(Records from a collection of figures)

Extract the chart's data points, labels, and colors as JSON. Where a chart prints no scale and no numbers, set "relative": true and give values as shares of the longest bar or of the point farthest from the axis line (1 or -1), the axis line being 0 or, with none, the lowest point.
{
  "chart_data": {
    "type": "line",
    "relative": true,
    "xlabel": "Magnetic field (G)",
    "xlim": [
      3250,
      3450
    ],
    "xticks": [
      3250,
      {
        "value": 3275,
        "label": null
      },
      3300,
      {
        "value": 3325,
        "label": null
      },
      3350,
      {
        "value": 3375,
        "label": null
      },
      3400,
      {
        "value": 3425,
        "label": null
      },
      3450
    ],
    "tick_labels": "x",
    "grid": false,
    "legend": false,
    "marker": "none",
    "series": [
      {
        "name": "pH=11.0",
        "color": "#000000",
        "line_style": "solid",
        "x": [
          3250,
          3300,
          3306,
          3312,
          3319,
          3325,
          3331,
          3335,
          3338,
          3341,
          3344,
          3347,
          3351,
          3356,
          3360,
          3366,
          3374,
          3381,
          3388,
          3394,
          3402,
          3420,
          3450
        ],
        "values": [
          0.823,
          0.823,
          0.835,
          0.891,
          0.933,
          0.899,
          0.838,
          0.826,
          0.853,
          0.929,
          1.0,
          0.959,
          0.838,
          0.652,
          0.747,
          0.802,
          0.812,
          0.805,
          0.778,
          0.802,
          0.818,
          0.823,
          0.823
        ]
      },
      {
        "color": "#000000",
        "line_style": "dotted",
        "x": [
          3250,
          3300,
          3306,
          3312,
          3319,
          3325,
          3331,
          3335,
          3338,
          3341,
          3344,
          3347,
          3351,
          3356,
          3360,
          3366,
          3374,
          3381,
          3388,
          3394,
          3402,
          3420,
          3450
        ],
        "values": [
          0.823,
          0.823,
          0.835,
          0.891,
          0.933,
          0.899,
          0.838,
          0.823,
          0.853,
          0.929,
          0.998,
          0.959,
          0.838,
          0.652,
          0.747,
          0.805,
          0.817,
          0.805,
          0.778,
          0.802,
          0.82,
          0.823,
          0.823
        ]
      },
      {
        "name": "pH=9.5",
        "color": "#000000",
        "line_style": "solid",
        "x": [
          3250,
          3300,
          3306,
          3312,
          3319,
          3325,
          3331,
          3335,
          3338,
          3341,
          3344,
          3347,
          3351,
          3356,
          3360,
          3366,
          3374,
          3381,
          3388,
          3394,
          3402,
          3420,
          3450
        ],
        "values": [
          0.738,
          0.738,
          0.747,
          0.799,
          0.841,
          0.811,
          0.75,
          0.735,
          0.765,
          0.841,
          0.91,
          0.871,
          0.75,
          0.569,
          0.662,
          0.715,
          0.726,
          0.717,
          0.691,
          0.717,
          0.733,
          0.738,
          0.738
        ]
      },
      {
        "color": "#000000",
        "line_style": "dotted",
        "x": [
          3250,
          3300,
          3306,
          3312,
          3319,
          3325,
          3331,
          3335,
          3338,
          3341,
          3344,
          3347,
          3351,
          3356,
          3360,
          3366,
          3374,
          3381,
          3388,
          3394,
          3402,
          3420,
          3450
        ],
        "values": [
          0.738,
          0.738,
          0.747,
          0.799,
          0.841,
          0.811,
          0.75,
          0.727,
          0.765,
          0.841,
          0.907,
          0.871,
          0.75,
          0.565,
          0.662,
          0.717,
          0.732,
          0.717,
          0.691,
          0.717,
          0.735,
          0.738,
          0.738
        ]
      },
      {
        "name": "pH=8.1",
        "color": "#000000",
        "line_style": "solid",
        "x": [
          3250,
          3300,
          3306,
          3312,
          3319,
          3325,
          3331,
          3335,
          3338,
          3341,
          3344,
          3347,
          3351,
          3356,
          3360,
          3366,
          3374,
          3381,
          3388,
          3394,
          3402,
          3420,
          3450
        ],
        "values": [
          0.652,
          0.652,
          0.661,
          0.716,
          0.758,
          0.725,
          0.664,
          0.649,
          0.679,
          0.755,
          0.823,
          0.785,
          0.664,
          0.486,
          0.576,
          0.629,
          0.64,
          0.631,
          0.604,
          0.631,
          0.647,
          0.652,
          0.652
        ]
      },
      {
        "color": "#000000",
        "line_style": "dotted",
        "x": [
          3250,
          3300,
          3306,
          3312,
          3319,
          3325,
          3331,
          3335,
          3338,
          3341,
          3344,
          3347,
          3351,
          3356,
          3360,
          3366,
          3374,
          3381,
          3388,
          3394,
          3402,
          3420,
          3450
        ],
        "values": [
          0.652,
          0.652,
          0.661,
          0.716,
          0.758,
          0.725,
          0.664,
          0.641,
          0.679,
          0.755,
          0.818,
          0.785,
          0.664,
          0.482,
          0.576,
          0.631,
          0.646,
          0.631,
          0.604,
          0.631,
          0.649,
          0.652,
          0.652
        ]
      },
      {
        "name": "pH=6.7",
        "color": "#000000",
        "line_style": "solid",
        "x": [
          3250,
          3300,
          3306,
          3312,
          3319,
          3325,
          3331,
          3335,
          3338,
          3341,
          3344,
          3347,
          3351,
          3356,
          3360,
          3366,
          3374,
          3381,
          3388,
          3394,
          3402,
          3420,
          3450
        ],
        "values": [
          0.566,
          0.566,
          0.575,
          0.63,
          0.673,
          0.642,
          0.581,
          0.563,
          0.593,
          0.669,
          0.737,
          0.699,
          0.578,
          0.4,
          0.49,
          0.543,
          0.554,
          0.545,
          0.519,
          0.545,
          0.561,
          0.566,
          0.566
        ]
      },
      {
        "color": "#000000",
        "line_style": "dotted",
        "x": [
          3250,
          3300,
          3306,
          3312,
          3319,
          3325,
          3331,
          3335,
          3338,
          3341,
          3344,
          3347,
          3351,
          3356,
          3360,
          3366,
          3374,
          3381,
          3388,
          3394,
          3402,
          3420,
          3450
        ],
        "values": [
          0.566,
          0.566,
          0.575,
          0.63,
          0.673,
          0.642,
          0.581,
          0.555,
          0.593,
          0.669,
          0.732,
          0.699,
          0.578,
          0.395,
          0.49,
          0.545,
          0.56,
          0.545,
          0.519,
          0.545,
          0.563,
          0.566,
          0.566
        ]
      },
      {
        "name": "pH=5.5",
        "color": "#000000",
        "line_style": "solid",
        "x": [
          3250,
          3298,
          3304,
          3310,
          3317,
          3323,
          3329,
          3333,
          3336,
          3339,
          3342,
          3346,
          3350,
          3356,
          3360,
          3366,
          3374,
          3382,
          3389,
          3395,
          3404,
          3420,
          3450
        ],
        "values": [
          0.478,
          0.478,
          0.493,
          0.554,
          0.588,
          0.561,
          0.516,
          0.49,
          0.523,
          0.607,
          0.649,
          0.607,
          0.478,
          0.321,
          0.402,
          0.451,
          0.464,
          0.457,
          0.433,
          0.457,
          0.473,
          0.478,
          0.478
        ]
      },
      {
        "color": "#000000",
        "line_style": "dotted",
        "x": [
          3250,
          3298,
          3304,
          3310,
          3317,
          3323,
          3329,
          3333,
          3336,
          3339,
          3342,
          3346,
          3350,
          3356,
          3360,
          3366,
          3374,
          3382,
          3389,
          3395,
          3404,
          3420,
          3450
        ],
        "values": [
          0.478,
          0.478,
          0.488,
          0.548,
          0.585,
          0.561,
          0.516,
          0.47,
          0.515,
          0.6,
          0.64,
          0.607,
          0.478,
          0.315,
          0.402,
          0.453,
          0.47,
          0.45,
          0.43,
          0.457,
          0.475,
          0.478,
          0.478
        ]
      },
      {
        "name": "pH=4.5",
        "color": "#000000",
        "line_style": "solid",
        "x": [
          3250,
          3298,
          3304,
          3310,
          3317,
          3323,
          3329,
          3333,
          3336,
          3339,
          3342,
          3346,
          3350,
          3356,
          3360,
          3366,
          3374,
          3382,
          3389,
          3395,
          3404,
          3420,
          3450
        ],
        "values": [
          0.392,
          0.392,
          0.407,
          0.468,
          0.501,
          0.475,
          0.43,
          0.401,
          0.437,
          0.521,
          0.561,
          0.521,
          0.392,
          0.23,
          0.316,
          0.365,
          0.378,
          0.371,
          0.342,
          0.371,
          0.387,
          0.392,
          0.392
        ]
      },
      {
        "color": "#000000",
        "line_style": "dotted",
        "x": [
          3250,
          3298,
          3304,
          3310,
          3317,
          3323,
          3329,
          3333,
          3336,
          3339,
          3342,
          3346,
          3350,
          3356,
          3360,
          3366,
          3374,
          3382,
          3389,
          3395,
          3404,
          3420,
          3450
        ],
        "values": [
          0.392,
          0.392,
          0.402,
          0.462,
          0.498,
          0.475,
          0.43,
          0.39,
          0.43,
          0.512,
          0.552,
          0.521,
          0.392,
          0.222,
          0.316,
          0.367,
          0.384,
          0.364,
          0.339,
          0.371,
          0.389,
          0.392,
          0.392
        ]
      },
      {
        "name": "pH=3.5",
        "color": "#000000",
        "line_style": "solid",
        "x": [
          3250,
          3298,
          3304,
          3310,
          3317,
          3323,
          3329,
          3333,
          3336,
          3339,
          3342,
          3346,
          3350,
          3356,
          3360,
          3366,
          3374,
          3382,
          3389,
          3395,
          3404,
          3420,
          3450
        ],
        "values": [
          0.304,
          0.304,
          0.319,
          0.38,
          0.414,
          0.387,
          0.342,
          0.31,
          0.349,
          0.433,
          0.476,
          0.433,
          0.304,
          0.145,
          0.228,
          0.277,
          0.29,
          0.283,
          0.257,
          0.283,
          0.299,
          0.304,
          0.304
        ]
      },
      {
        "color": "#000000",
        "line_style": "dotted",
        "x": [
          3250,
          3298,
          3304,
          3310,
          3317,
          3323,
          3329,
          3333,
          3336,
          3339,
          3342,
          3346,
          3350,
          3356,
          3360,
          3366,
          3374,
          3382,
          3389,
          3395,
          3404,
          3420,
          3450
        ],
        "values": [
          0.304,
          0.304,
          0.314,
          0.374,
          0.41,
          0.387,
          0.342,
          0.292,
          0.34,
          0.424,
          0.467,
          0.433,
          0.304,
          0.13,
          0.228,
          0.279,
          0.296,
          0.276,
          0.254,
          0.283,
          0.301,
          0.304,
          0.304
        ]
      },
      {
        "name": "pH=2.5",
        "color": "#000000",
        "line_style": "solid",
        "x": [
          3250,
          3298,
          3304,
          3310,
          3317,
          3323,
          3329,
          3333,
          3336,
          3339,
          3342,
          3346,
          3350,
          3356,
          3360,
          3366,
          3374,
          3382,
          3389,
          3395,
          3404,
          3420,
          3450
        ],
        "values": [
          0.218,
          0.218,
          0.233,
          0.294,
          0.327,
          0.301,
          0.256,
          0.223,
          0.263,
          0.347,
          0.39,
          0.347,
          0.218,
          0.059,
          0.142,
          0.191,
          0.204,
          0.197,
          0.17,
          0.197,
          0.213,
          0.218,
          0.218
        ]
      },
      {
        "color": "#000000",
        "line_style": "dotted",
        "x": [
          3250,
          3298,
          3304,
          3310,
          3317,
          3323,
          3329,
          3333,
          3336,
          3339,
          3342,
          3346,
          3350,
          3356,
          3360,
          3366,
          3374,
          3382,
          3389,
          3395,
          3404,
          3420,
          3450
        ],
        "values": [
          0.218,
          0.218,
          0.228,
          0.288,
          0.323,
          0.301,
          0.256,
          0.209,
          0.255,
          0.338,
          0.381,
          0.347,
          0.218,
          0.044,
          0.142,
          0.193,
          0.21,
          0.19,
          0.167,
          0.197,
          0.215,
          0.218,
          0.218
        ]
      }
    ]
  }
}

■ **Exercise requirements**
Copy out each line of the entries that holds "true".

■ **Answer to the task**
Extract the chart's data points, labels, and colors as JSON. Where a chart prints no scale and no numbers, set "relative": true and give values as shares of the longest bar or of the point farthest from the axis line (1 or -1), the axis line being 0 or, with none, the lowest point.
    "relative": true,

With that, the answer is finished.